• _EXERCISE INSTRUCTIONS_
Output every line of the material exactly, omitting images.

• _RECORD SET_
--- Start ---

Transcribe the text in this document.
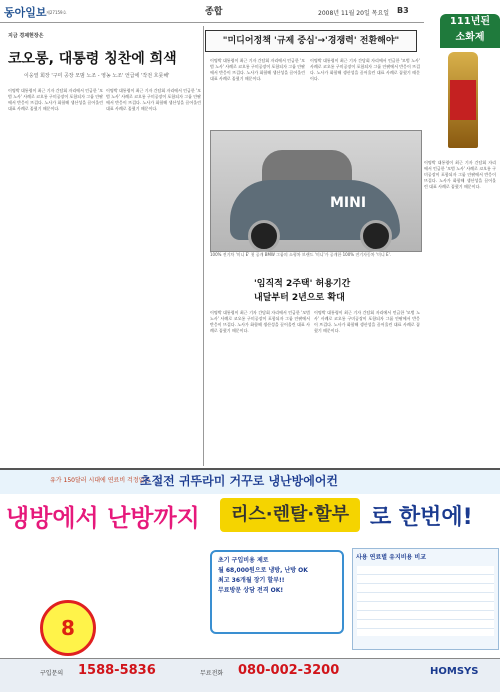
동아일보 제27159호	종합	2008년 11월 20일 목요일 B3
111년된
소화제
지금 경제현장은
코오롱, 대통령 칭찬에 희색
이웅열 회장 '구미 공장 모범 노조 - 영농 노조' 언급에 '작전 흐뭇해'
이명박 대통령이 최근 기자 간담회 자리에서 언급한 '모범 노사' 사례로 코오롱 구미공장이 포함되자 그룹 안팎에서 반응이 뜨겁다. 노사가 화합해 생산성을 끌어올린 대표 사례로 꼽혔기 때문이다.
이명박 대통령이 최근 기자 간담회 자리에서 언급한 '모범 노사' 사례로 코오롱 구미공장이 포함되자 그룹 안팎에서 반응이 뜨겁다. 노사가 화합해 생산성을 끌어올린 대표 사례로 꼽혔기 때문이다.
"미디어정책 '규제 중심'→'경쟁력' 전환해야"
이명박 대통령이 최근 기자 간담회 자리에서 언급한 '모범 노사' 사례로 코오롱 구미공장이 포함되자 그룹 안팎에서 반응이 뜨겁다. 노사가 화합해 생산성을 끌어올린 대표 사례로 꼽혔기 때문이다.
이명박 대통령이 최근 기자 간담회 자리에서 언급한 '모범 노사' 사례로 코오롱 구미공장이 포함되자 그룹 안팎에서 반응이 뜨겁다. 노사가 화합해 생산성을 끌어올린 대표 사례로 꼽혔기 때문이다.
MINI
100% 전기차 '미니 E' 첫 공개 BMW 그룹의 소형차 브랜드 '미니'가 공개한 100% 전기자동차 '미니 E'.
'임직적 2주택' 허용기간
내달부터 2년으로 확대
이명박 대통령이 최근 기자 간담회 자리에서 언급한 '모범 노사' 사례로 코오롱 구미공장이 포함되자 그룹 안팎에서 반응이 뜨겁다. 노사가 화합해 생산성을 끌어올린 대표 사례로 꼽혔기 때문이다.
이명박 대통령이 최근 기자 간담회 자리에서 언급한 '모범 노사' 사례로 코오롱 구미공장이 포함되자 그룹 안팎에서 반응이 뜨겁다. 노사가 화합해 생산성을 끌어올린 대표 사례로 꼽혔기 때문이다.
이명박 대통령이 최근 기자 간담회 자리에서 언급한 '모범 노사' 사례로 코오롱 구미공장이 포함되자 그룹 안팎에서 반응이 뜨겁다. 노사가 화합해 생산성을 끌어올린 대표 사례로 꼽혔기 때문이다.
유가 150달러 시대에 연료비 걱정없는
초절전 귀뚜라미 거꾸로 냉난방에어컨
냉방에서 난방까지	리스·렌탈·할부 로 한번에!
8
초기 구입비용 제로
월 68,000원으로 냉방, 난방 OK
최고 36개월 장기 할부!!
무료방문 상담 전격 OK!
사용 연료별 유지비용 비교
구입문의 1588-5836	무료전화 080-002-3200	HOMSYS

--- End ---

• _COMPLETED TASK_
Transcribe the text in this document.
동아일보 제27159호	종합	2008년 11월 20일 목요일 B3
111년된
소화제
지금 경제현장은
코오롱, 대통령 칭찬에 희색
이웅열 회장 '구미 공장 모범 노조 - 영농 노조' 언급에 '작전 흐뭇해'
이명박 대통령이 최근 기자 간담회 자리에서 언급한 '모범 노사' 사례로 코오롱 구미공장이 포함되자 그룹 안팎에서 반응이 뜨겁다. 노사가 화합해 생산성을 끌어올린 대표 사례로 꼽혔기 때문이다.
이명박 대통령이 최근 기자 간담회 자리에서 언급한 '모범 노사' 사례로 코오롱 구미공장이 포함되자 그룹 안팎에서 반응이 뜨겁다. 노사가 화합해 생산성을 끌어올린 대표 사례로 꼽혔기 때문이다.
"미디어정책 '규제 중심'→'경쟁력' 전환해야"
이명박 대통령이 최근 기자 간담회 자리에서 언급한 '모범 노사' 사례로 코오롱 구미공장이 포함되자 그룹 안팎에서 반응이 뜨겁다. 노사가 화합해 생산성을 끌어올린 대표 사례로 꼽혔기 때문이다.
이명박 대통령이 최근 기자 간담회 자리에서 언급한 '모범 노사' 사례로 코오롱 구미공장이 포함되자 그룹 안팎에서 반응이 뜨겁다. 노사가 화합해 생산성을 끌어올린 대표 사례로 꼽혔기 때문이다.
MINI
100% 전기차 '미니 E' 첫 공개 BMW 그룹의 소형차 브랜드 '미니'가 공개한 100% 전기자동차 '미니 E'.
'임직적 2주택' 허용기간
내달부터 2년으로 확대
이명박 대통령이 최근 기자 간담회 자리에서 언급한 '모범 노사' 사례로 코오롱 구미공장이 포함되자 그룹 안팎에서 반응이 뜨겁다. 노사가 화합해 생산성을 끌어올린 대표 사례로 꼽혔기 때문이다.
이명박 대통령이 최근 기자 간담회 자리에서 언급한 '모범 노사' 사례로 코오롱 구미공장이 포함되자 그룹 안팎에서 반응이 뜨겁다. 노사가 화합해 생산성을 끌어올린 대표 사례로 꼽혔기 때문이다.
이명박 대통령이 최근 기자 간담회 자리에서 언급한 '모범 노사' 사례로 코오롱 구미공장이 포함되자 그룹 안팎에서 반응이 뜨겁다. 노사가 화합해 생산성을 끌어올린 대표 사례로 꼽혔기 때문이다.
유가 150달러 시대에 연료비 걱정없는
초절전 귀뚜라미 거꾸로 냉난방에어컨
냉방에서 난방까지	리스·렌탈·할부 로 한번에!
8
초기 구입비용 제로
월 68,000원으로 냉방, 난방 OK
최고 36개월 장기 할부!!
무료방문 상담 전격 OK!
사용 연료별 유지비용 비교
구입문의 1588-5836	무료전화 080-002-3200	HOMSYS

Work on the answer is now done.